What is asked: Filter these entries so that only lines with the word "transparan" remain.

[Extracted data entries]
========================================
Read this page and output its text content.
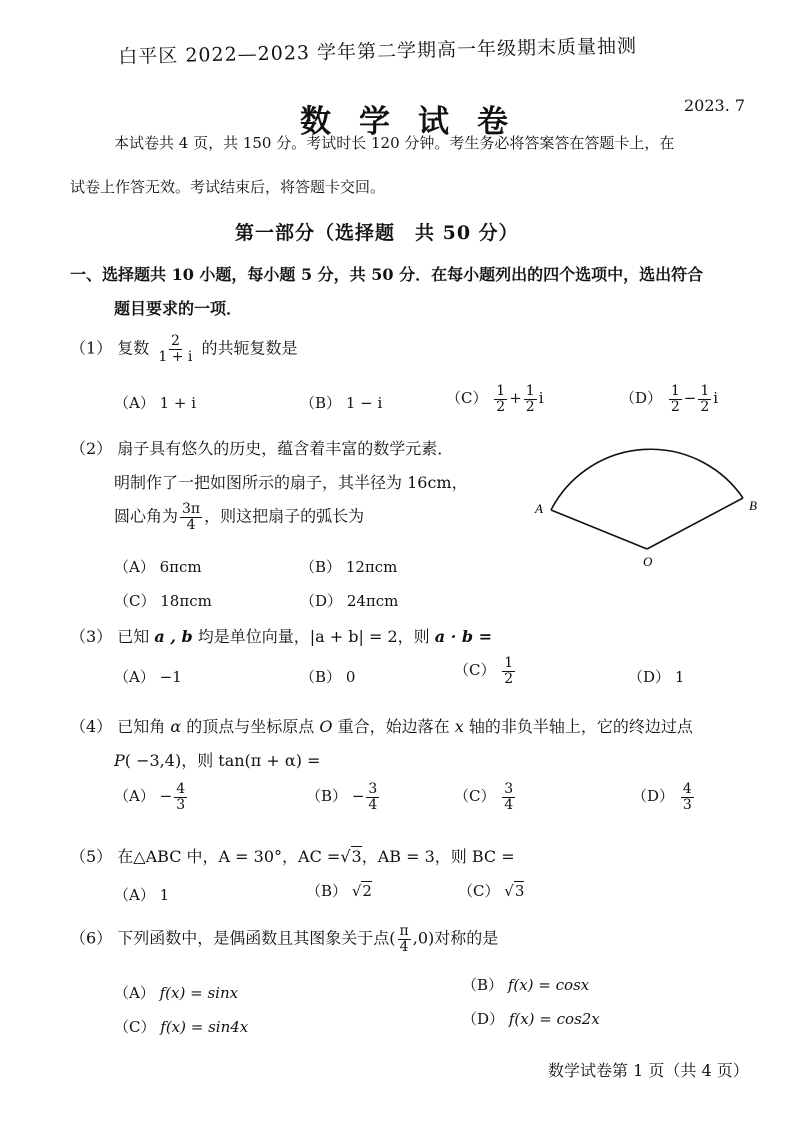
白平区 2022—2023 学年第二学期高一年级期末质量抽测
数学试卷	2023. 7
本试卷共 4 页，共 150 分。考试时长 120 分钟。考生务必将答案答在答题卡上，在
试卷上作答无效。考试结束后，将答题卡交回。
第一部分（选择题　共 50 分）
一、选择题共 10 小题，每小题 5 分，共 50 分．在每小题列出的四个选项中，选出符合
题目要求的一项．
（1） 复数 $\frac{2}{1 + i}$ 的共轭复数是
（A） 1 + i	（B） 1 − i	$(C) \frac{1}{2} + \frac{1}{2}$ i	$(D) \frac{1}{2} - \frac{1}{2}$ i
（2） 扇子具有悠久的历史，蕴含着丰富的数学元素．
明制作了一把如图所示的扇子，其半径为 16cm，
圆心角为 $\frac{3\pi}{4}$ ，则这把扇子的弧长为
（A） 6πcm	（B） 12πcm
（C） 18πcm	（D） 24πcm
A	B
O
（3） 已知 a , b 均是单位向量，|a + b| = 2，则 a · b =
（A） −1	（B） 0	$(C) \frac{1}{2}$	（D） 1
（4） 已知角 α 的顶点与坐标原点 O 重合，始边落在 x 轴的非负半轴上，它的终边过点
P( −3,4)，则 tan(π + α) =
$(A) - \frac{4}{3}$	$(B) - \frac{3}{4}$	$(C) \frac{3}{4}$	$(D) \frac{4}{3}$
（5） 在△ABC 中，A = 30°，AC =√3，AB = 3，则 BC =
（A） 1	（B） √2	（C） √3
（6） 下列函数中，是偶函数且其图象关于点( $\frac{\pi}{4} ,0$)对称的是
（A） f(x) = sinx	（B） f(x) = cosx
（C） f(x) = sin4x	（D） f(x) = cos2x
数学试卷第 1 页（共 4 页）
========================================
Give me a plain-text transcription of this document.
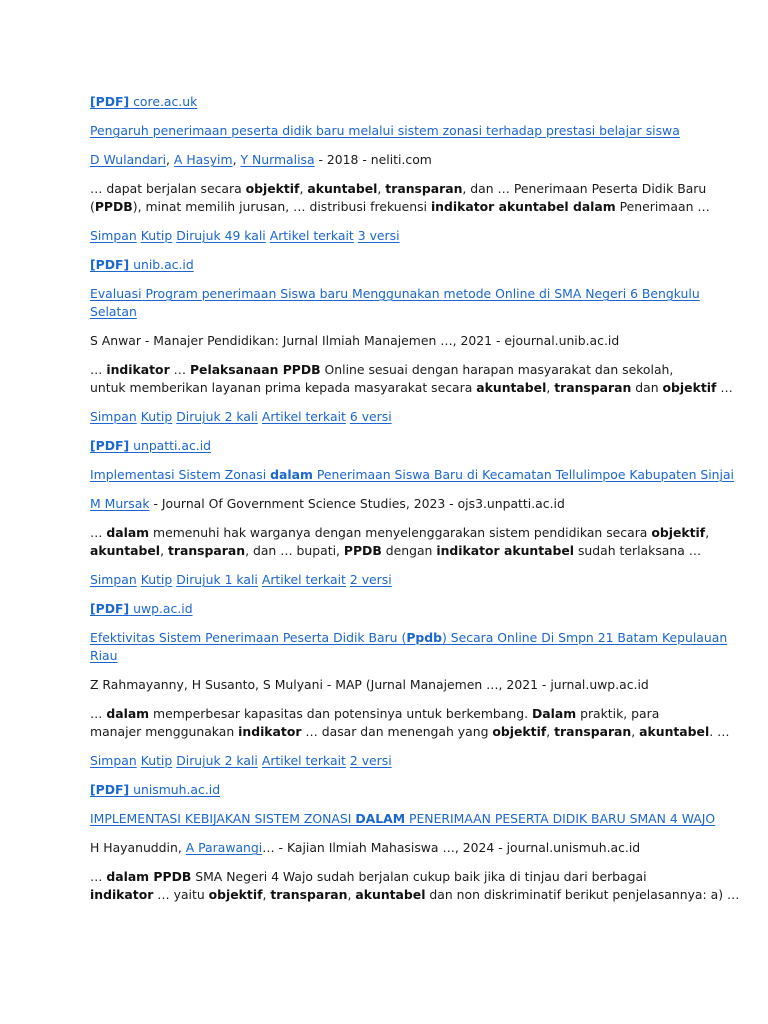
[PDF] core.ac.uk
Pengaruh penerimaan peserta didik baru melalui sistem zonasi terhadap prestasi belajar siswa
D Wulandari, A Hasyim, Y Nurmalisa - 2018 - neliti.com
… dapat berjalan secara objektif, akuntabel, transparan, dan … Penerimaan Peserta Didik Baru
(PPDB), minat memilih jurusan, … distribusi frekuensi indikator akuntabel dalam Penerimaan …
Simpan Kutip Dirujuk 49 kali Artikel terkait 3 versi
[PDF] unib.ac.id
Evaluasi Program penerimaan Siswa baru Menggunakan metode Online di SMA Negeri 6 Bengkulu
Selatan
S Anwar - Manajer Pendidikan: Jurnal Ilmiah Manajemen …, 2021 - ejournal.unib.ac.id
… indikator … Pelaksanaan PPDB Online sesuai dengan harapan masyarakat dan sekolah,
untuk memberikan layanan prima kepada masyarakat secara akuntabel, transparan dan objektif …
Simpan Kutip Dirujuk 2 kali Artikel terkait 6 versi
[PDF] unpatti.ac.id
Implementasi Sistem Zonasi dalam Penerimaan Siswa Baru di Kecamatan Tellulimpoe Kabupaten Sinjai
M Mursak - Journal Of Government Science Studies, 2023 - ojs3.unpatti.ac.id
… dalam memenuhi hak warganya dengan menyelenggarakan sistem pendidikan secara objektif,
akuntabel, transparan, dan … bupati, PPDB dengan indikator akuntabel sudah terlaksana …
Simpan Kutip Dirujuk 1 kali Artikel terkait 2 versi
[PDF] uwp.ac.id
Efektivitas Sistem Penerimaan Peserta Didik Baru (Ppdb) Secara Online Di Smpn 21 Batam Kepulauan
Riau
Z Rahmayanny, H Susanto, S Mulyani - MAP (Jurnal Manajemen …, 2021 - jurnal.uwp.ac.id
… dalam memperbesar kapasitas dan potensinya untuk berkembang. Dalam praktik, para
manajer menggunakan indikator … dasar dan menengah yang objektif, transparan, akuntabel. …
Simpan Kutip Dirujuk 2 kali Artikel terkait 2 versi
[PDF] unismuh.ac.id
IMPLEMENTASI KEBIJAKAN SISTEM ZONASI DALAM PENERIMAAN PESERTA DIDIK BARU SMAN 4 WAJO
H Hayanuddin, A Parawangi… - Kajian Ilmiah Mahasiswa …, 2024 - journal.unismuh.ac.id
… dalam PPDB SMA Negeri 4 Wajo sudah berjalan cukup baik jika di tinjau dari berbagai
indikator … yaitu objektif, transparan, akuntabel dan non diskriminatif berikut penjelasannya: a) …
========================================
The solution:
… dapat berjalan secara objektif, akuntabel, transparan, dan … Penerimaan Peserta Didik Baru
untuk memberikan layanan prima kepada masyarakat secara akuntabel, transparan dan objektif …
akuntabel, transparan, dan … bupati, PPDB dengan indikator akuntabel sudah terlaksana …
manajer menggunakan indikator … dasar dan menengah yang objektif, transparan, akuntabel. …
indikator … yaitu objektif, transparan, akuntabel dan non diskriminatif berikut penjelasannya: a) …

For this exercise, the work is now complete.